* _TEXTAUSZUG_:

Am 24. Februar 2022 griff Russland die Ukraine an. Daraufhin beschloss die EU umfangreiche Wirtschaftssanktionen gegen Russland. In Deutschland werden diese vom Bundesamt für Wirtschaft und Ausfuhrkontrolle (BAFA) umgesetzt. Schon 2014 waren aufgrund der Annexion der Krim und der Nichtumsetzung der Minsker Vereinbarungen wirtschaftliche Maßnahmen gegen Russland verhängt worden. Die Maßnahmen richten sich gegen die Sektoren Finanzen, Energie, Handel, Verkehr, Technologie, Verteidigung sowie gegen Dienstleistungen. Das BAFA erneuert die restriktiven Maßnahmen gegen Russland beständig, inzwischen gibt es das 16. Sanktionspaket (vom 25. Februar 2025). Das BAFA betont, dass sich in Folge der derzeitigen weltpolitischen Lage die Wirtschaftssanktionen auch schnell ändern können.

* _DATENEINTRÄGE_:
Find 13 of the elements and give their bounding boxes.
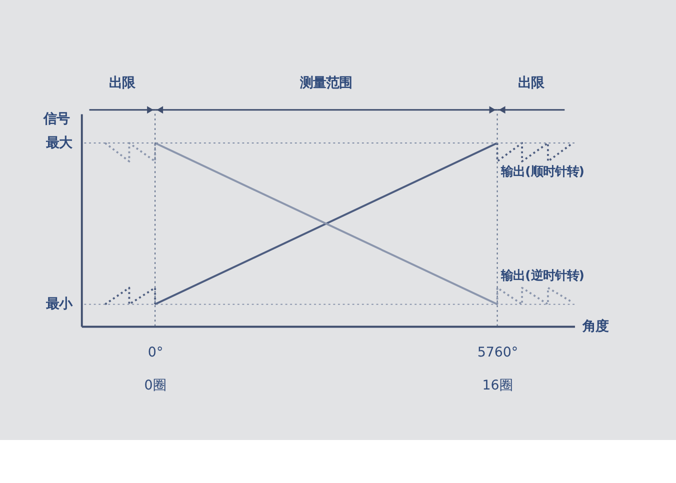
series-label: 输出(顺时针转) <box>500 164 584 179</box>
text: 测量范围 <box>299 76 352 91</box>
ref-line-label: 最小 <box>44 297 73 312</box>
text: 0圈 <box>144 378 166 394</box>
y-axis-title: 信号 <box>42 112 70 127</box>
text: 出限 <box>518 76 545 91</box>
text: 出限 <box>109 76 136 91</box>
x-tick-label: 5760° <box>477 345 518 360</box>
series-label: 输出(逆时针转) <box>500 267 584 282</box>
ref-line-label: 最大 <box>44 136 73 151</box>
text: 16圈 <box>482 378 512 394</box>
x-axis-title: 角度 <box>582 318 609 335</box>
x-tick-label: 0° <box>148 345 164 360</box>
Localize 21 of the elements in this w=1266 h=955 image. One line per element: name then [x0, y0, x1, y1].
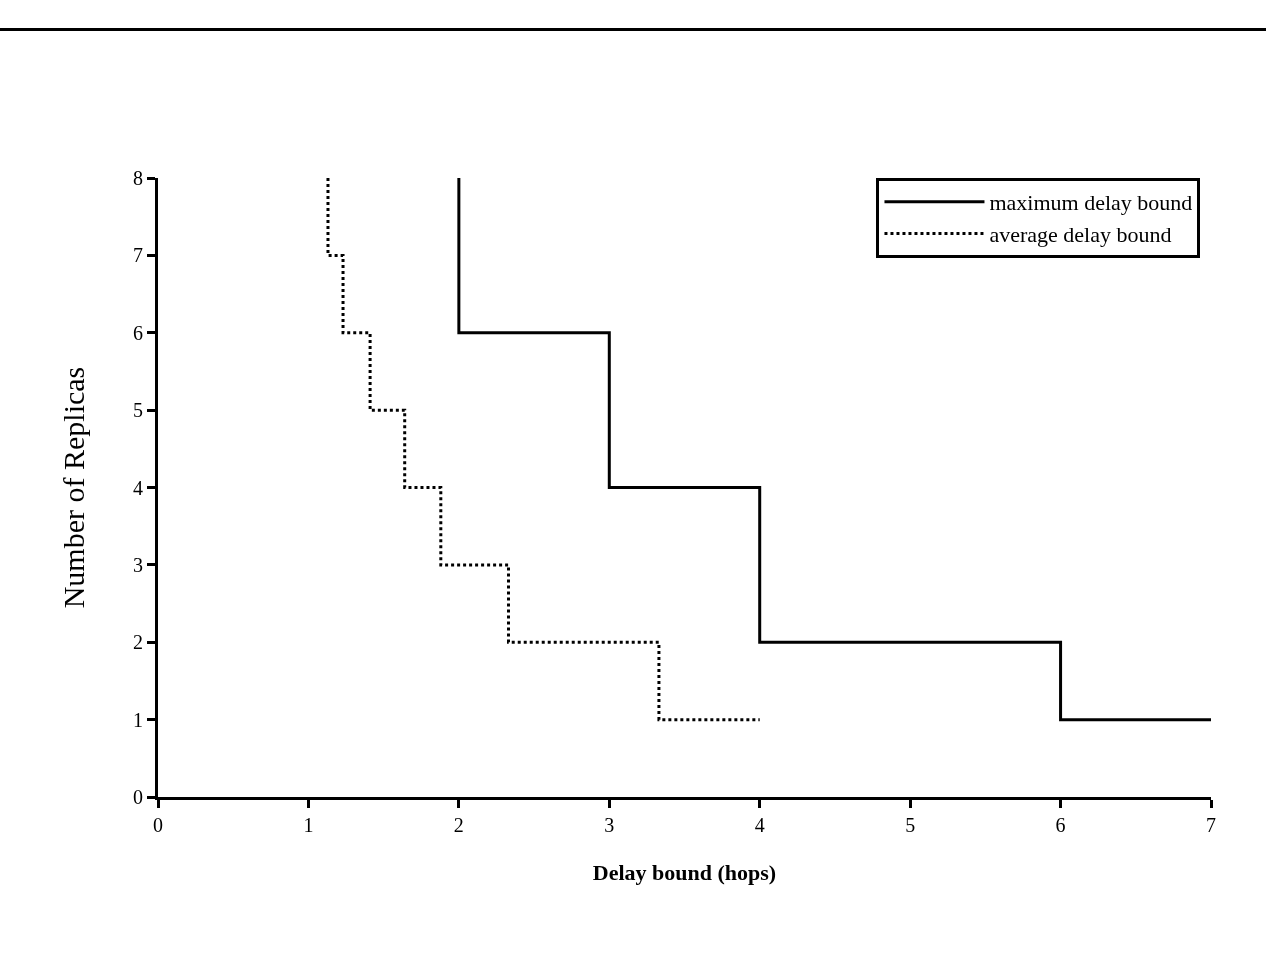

...

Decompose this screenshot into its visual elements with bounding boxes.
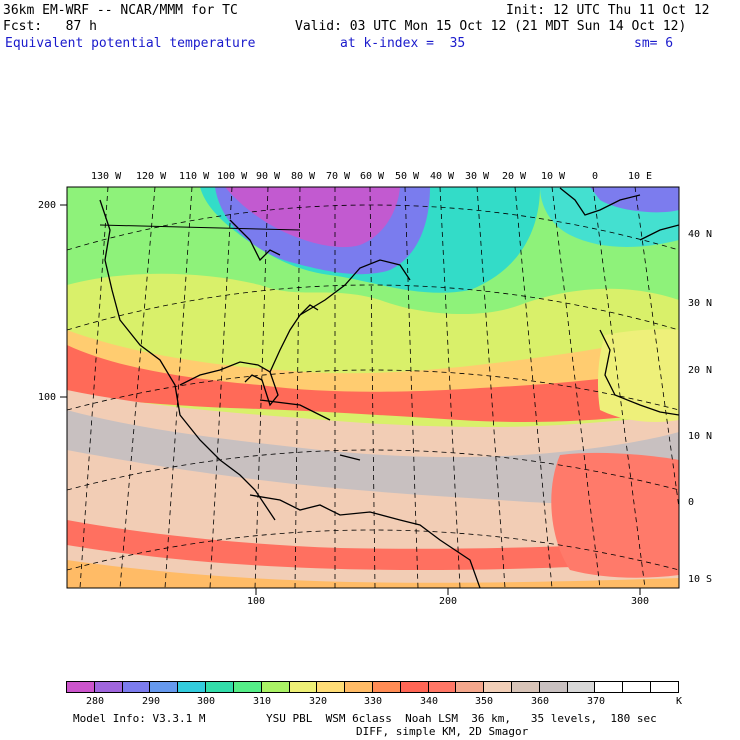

* _AUFGABEN_:
1 > Welche Behörde setzt laut dem Text über die Russland-Sanktionen die EU-Wirtschaftssanktionen in Deutschland um?
2 > Setze den Text über die Russland-Sanktionen im Anschluss an seinen letzten Satz fort.

* _ANTWORTEN_:
1 > Das Bundesamt für Wirtschaft und Ausfuhrkontrolle (BAFA).

2 >
Zu den Beschränkungen zählt auch das Einfuhrverbot von Software, besonders, wenn dies die Kriterien des dual use betrifft, also eine Verwendung sowohl im zivilen als auch militärischen Zusammenhang. Die BAFA definiert unter Einfuhr „die Lieferung von Waren aus Drittländern in das Inland oder das übrige Zollgebiet der EU sowie die Übertragung von Software oder Technologie, einschließlich ihrer Bereitstellung auf elektronischem Weg für Empfänger im Inland“.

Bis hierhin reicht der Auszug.